_THE RECORDS_
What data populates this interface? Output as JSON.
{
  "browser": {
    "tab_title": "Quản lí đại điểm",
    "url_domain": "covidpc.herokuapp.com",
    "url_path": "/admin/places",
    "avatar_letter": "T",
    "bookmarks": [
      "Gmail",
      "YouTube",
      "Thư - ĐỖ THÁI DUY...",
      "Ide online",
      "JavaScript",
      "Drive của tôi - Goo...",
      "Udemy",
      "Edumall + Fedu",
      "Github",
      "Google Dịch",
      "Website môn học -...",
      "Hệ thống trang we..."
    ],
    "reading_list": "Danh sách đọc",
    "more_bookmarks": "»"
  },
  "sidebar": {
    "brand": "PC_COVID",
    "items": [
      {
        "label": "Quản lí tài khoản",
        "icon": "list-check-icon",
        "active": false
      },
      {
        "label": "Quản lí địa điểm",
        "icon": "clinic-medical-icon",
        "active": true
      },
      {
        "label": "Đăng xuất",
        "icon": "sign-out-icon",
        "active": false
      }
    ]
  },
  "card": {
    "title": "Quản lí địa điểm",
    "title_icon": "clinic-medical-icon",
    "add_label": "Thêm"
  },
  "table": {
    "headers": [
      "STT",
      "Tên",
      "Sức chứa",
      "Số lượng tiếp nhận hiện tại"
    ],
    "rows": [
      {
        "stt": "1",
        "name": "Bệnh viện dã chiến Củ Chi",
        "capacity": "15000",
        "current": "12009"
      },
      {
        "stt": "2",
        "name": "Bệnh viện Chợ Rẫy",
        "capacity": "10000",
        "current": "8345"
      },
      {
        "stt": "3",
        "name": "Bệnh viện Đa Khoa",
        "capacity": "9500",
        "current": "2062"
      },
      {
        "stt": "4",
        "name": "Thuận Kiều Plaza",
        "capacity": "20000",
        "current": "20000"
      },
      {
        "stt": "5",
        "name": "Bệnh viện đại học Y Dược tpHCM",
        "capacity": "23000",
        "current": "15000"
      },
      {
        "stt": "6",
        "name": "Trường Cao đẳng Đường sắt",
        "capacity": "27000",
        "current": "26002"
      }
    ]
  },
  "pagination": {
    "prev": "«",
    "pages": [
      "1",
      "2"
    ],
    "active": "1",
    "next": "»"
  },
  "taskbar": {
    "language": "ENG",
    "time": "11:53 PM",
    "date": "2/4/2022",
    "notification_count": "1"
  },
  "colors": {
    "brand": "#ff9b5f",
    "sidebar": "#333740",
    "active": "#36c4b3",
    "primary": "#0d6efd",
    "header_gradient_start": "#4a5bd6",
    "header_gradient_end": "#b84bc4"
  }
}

_PROMPT_
Check every line of the data, and copy the ones that contain "clinic".

_TASK RESULT_
        "icon": "clinic-medical-icon",
    "title_icon": "clinic-medical-icon",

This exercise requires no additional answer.